◆ WHAT IS REQUIRED:
Provide an exact transcription of all the records.

◆ INFORMATION SUPPLIED:
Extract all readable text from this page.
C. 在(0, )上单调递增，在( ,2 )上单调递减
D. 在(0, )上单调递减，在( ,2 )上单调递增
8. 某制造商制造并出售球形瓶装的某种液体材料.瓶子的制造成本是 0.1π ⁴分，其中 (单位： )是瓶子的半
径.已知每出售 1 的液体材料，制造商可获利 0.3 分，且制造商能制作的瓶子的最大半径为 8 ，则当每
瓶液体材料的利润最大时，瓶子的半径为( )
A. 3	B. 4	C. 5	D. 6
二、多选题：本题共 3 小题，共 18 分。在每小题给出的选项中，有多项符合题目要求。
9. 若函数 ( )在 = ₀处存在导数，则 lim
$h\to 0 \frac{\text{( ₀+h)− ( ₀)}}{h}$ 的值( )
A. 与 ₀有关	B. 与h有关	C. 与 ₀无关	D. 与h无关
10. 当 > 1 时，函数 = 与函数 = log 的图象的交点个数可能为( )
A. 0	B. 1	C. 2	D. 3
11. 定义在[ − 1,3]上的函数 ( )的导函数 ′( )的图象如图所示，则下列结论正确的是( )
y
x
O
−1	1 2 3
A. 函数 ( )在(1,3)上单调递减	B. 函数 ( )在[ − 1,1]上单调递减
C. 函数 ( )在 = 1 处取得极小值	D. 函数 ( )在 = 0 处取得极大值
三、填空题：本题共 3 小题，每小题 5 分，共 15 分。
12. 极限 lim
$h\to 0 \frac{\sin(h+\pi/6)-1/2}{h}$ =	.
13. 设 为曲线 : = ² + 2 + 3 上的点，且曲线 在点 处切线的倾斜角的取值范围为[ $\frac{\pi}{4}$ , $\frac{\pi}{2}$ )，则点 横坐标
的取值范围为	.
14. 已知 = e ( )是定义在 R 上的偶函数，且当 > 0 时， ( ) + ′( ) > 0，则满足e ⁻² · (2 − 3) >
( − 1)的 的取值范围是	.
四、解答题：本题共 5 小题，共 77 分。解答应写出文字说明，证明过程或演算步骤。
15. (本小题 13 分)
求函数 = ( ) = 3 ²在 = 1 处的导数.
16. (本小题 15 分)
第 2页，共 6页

◆ COMPLETE OUTPUT:
Extract all readable text from this page.
C. 在(0, )上单调递增，在( ,2 )上单调递减
D. 在(0, )上单调递减，在( ,2 )上单调递增
8. 某制造商制造并出售球形瓶装的某种液体材料.瓶子的制造成本是 0.1π ⁴分，其中 (单位： )是瓶子的半
径.已知每出售 1 的液体材料，制造商可获利 0.3 分，且制造商能制作的瓶子的最大半径为 8 ，则当每
瓶液体材料的利润最大时，瓶子的半径为( )
A. 3	B. 4	C. 5	D. 6
二、多选题：本题共 3 小题，共 18 分。在每小题给出的选项中，有多项符合题目要求。
9. 若函数 ( )在 = ₀处存在导数，则 lim
$h\to 0 \frac{\text{( ₀+h)− ( ₀)}}{h}$ 的值( )
A. 与 ₀有关	B. 与h有关	C. 与 ₀无关	D. 与h无关
10. 当 > 1 时，函数 = 与函数 = log 的图象的交点个数可能为( )
A. 0	B. 1	C. 2	D. 3
11. 定义在[ − 1,3]上的函数 ( )的导函数 ′( )的图象如图所示，则下列结论正确的是( )
y
x
O
−1	1 2 3
A. 函数 ( )在(1,3)上单调递减	B. 函数 ( )在[ − 1,1]上单调递减
C. 函数 ( )在 = 1 处取得极小值	D. 函数 ( )在 = 0 处取得极大值
三、填空题：本题共 3 小题，每小题 5 分，共 15 分。
12. 极限 lim
$h\to 0 \frac{\sin(h+\pi/6)-1/2}{h}$ =	.
13. 设 为曲线 : = ² + 2 + 3 上的点，且曲线 在点 处切线的倾斜角的取值范围为[ $\frac{\pi}{4}$ , $\frac{\pi}{2}$ )，则点 横坐标
的取值范围为	.
14. 已知 = e ( )是定义在 R 上的偶函数，且当 > 0 时， ( ) + ′( ) > 0，则满足e ⁻² · (2 − 3) >
( − 1)的 的取值范围是	.
四、解答题：本题共 5 小题，共 77 分。解答应写出文字说明，证明过程或演算步骤。
15. (本小题 13 分)
求函数 = ( ) = 3 ²在 = 1 处的导数.
16. (本小题 15 分)
第 2页，共 6页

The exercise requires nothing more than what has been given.